*** Opening of Provided records ***
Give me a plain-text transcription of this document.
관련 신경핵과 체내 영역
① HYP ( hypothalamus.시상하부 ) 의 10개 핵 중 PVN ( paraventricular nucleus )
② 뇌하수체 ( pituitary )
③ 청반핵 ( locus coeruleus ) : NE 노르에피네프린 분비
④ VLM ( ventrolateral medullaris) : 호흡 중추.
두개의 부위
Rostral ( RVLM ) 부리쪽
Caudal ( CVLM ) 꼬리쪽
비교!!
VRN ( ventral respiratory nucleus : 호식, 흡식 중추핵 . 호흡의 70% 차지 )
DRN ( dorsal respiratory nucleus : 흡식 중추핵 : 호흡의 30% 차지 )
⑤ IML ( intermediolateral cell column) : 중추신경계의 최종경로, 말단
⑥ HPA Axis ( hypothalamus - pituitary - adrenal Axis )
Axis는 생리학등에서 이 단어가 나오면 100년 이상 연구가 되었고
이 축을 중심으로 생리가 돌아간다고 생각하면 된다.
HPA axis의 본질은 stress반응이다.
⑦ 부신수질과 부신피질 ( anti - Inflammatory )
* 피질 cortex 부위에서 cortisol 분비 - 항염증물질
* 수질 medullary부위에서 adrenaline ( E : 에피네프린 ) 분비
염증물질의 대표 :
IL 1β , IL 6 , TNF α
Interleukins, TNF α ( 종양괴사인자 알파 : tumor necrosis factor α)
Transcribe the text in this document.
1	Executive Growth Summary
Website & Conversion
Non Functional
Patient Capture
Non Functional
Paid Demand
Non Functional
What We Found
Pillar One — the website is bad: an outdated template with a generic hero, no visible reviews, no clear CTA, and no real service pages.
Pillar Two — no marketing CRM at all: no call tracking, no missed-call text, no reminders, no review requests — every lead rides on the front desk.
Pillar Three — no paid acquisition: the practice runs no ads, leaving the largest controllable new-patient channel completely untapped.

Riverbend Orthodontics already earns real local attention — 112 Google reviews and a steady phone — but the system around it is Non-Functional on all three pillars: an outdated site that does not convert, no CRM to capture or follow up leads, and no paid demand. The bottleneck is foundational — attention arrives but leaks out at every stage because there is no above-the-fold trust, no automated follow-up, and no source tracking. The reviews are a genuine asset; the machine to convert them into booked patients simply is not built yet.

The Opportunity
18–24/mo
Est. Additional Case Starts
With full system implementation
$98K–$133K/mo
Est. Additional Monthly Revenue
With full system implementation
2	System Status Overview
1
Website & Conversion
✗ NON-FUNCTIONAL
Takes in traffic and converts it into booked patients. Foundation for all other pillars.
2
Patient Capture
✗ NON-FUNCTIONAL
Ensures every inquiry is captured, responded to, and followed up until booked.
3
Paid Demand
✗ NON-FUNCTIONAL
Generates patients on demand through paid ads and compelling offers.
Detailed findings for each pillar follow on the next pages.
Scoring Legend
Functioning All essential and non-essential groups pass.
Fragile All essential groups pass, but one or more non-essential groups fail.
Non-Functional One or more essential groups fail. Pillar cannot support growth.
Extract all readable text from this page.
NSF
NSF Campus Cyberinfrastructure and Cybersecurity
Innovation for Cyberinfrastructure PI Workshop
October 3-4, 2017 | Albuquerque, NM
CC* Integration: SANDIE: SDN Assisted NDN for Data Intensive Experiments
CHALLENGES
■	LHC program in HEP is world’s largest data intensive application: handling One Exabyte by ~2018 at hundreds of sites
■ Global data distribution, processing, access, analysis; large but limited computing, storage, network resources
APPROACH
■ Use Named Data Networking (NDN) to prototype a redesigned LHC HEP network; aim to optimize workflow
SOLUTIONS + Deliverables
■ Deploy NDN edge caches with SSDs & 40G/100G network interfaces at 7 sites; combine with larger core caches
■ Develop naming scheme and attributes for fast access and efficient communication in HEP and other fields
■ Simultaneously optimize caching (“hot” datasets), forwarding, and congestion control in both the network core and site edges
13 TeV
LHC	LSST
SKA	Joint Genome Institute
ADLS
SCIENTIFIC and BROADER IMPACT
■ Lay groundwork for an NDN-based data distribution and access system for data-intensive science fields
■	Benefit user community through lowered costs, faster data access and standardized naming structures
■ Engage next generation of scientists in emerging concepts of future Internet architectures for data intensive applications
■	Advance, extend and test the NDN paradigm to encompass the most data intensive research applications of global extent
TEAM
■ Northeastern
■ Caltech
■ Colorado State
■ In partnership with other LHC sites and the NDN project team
*** Close of Provided records ***
Every record must be set down again exactly.

Worked solution:
Give me a plain-text transcription of this document.
관련 신경핵과 체내 영역
① HYP ( hypothalamus.시상하부 ) 의 10개 핵 중 PVN ( paraventricular nucleus )
② 뇌하수체 ( pituitary )
③ 청반핵 ( locus coeruleus ) : NE 노르에피네프린 분비
④ VLM ( ventrolateral medullaris) : 호흡 중추.
두개의 부위
Rostral ( RVLM ) 부리쪽
Caudal ( CVLM ) 꼬리쪽
비교!!
VRN ( ventral respiratory nucleus : 호식, 흡식 중추핵 . 호흡의 70% 차지 )
DRN ( dorsal respiratory nucleus : 흡식 중추핵 : 호흡의 30% 차지 )
⑤ IML ( intermediolateral cell column) : 중추신경계의 최종경로, 말단
⑥ HPA Axis ( hypothalamus - pituitary - adrenal Axis )
Axis는 생리학등에서 이 단어가 나오면 100년 이상 연구가 되었고
이 축을 중심으로 생리가 돌아간다고 생각하면 된다.
HPA axis의 본질은 stress반응이다.
⑦ 부신수질과 부신피질 ( anti - Inflammatory )
* 피질 cortex 부위에서 cortisol 분비 - 항염증물질
* 수질 medullary부위에서 adrenaline ( E : 에피네프린 ) 분비
염증물질의 대표 :
IL 1β , IL 6 , TNF α
Interleukins, TNF α ( 종양괴사인자 알파 : tumor necrosis factor α)
Transcribe the text in this document.
1	Executive Growth Summary
Website & Conversion
Non Functional
Patient Capture
Non Functional
Paid Demand
Non Functional
What We Found
Pillar One — the website is bad: an outdated template with a generic hero, no visible reviews, no clear CTA, and no real service pages.
Pillar Two — no marketing CRM at all: no call tracking, no missed-call text, no reminders, no review requests — every lead rides on the front desk.
Pillar Three — no paid acquisition: the practice runs no ads, leaving the largest controllable new-patient channel completely untapped.

Riverbend Orthodontics already earns real local attention — 112 Google reviews and a steady phone — but the system around it is Non-Functional on all three pillars: an outdated site that does not convert, no CRM to capture or follow up leads, and no paid demand. The bottleneck is foundational — attention arrives but leaks out at every stage because there is no above-the-fold trust, no automated follow-up, and no source tracking. The reviews are a genuine asset; the machine to convert them into booked patients simply is not built yet.

The Opportunity
18–24/mo
Est. Additional Case Starts
With full system implementation
$98K–$133K/mo
Est. Additional Monthly Revenue
With full system implementation
2	System Status Overview
1
Website & Conversion
✗ NON-FUNCTIONAL
Takes in traffic and converts it into booked patients. Foundation for all other pillars.
2
Patient Capture
✗ NON-FUNCTIONAL
Ensures every inquiry is captured, responded to, and followed up until booked.
3
Paid Demand
✗ NON-FUNCTIONAL
Generates patients on demand through paid ads and compelling offers.
Detailed findings for each pillar follow on the next pages.
Scoring Legend
Functioning All essential and non-essential groups pass.
Fragile All essential groups pass, but one or more non-essential groups fail.
Non-Functional One or more essential groups fail. Pillar cannot support growth.
Extract all readable text from this page.
NSF
NSF Campus Cyberinfrastructure and Cybersecurity
Innovation for Cyberinfrastructure PI Workshop
October 3-4, 2017 | Albuquerque, NM
CC* Integration: SANDIE: SDN Assisted NDN for Data Intensive Experiments
CHALLENGES
■	LHC program in HEP is world’s largest data intensive application: handling One Exabyte by ~2018 at hundreds of sites
■ Global data distribution, processing, access, analysis; large but limited computing, storage, network resources
APPROACH
■ Use Named Data Networking (NDN) to prototype a redesigned LHC HEP network; aim to optimize workflow
SOLUTIONS + Deliverables
■ Deploy NDN edge caches with SSDs & 40G/100G network interfaces at 7 sites; combine with larger core caches
■ Develop naming scheme and attributes for fast access and efficient communication in HEP and other fields
■ Simultaneously optimize caching (“hot” datasets), forwarding, and congestion control in both the network core and site edges
13 TeV
LHC	LSST
SKA	Joint Genome Institute
ADLS
SCIENTIFIC and BROADER IMPACT
■ Lay groundwork for an NDN-based data distribution and access system for data-intensive science fields
■	Benefit user community through lowered costs, faster data access and standardized naming structures
■ Engage next generation of scientists in emerging concepts of future Internet architectures for data intensive applications
■	Advance, extend and test the NDN paradigm to encompass the most data intensive research applications of global extent
TEAM
■ Northeastern
■ Caltech
■ Colorado State
■ In partnership with other LHC sites and the NDN project team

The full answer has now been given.